[begin Provided information]

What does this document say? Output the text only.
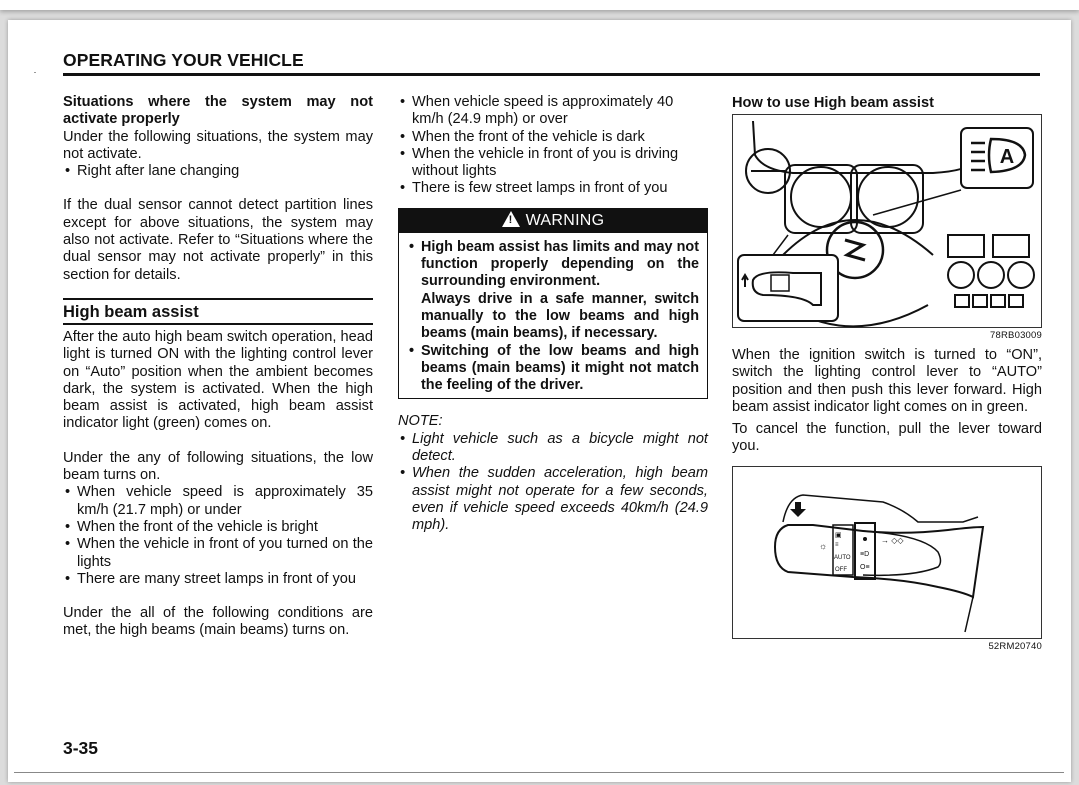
OPERATING YOUR VEHICLE
Situations where the system may not activate properly
Under the following situations, the system may not activate.
• Right after lane changing
If the dual sensor cannot detect partition lines except for above situations, the system may also not activate. Refer to “Situations where the dual sensor may not activate properly” in this section for details.
High beam assist
After the auto high beam switch operation, head light is turned ON with the lighting control lever on “Auto” position when the ambient becomes dark, the system is activated. When the high beam assist is activated, high beam assist indicator light (green) comes on.
Under the any of following situations, the low beam turns on.
• When vehicle speed is approximately 35 km/h (21.7 mph) or under
• When the front of the vehicle is bright
• When the vehicle in front of you turned on the lights
• There are many street lamps in front of you
Under the all of the following conditions are met, the high beams (main beams) turns on.
• When vehicle speed is approximately 40 km/h (24.9 mph) or over
• When the front of the vehicle is dark
• When the vehicle in front of you is driving without lights
• There is few street lamps in front of you
! WARNING
• High beam assist has limits and may not function properly depending on the surrounding environment.
Always drive in a safe manner, switch manually to the low beams and high beams (main beams), if necessary.
• Switching of the low beams and high beams (main beams) it might not match the feeling of the driver.
NOTE:
• Light vehicle such as a bicycle might not detect.
• When the sudden acceleration, high beam assist might not operate for a few seconds, even if vehicle speed exceeds 40km/h (24.9 mph).
How to use High beam assist
A
78RB03009
When the ignition switch is turned to “ON”, switch the lighting control lever to “AUTO” position and then push this lever forward. High beam assist indicator light comes on in green.
To cancel the function, pull the lever toward you.
☼
▣
≡
AUTO
OFF
≡D
O≡
→ ◇◇
52RM20740
3-35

[end Provided information]

_Task details_
Transcribe the records word for word and include no pictures.

_Exercise response_
What does this document say? Output the text only.
OPERATING YOUR VEHICLE
Situations where the system may not activate properly
Under the following situations, the system may not activate.
• Right after lane changing
If the dual sensor cannot detect partition lines except for above situations, the system may also not activate. Refer to “Situations where the dual sensor may not activate properly” in this section for details.
High beam assist
After the auto high beam switch operation, head light is turned ON with the lighting control lever on “Auto” position when the ambient becomes dark, the system is activated. When the high beam assist is activated, high beam assist indicator light (green) comes on.
Under the any of following situations, the low beam turns on.
• When vehicle speed is approximately 35 km/h (21.7 mph) or under
• When the front of the vehicle is bright
• When the vehicle in front of you turned on the lights
• There are many street lamps in front of you
Under the all of the following conditions are met, the high beams (main beams) turns on.
• When vehicle speed is approximately 40 km/h (24.9 mph) or over
• When the front of the vehicle is dark
• When the vehicle in front of you is driving without lights
• There is few street lamps in front of you
! WARNING
• High beam assist has limits and may not function properly depending on the surrounding environment.
Always drive in a safe manner, switch manually to the low beams and high beams (main beams), if necessary.
• Switching of the low beams and high beams (main beams) it might not match the feeling of the driver.
NOTE:
• Light vehicle such as a bicycle might not detect.
• When the sudden acceleration, high beam assist might not operate for a few seconds, even if vehicle speed exceeds 40km/h (24.9 mph).
How to use High beam assist
A
78RB03009
When the ignition switch is turned to “ON”, switch the lighting control lever to “AUTO” position and then push this lever forward. High beam assist indicator light comes on in green.
To cancel the function, pull the lever toward you.
☼
▣
≡
AUTO
OFF
≡D
O≡
→ ◇◇
52RM20740
3-35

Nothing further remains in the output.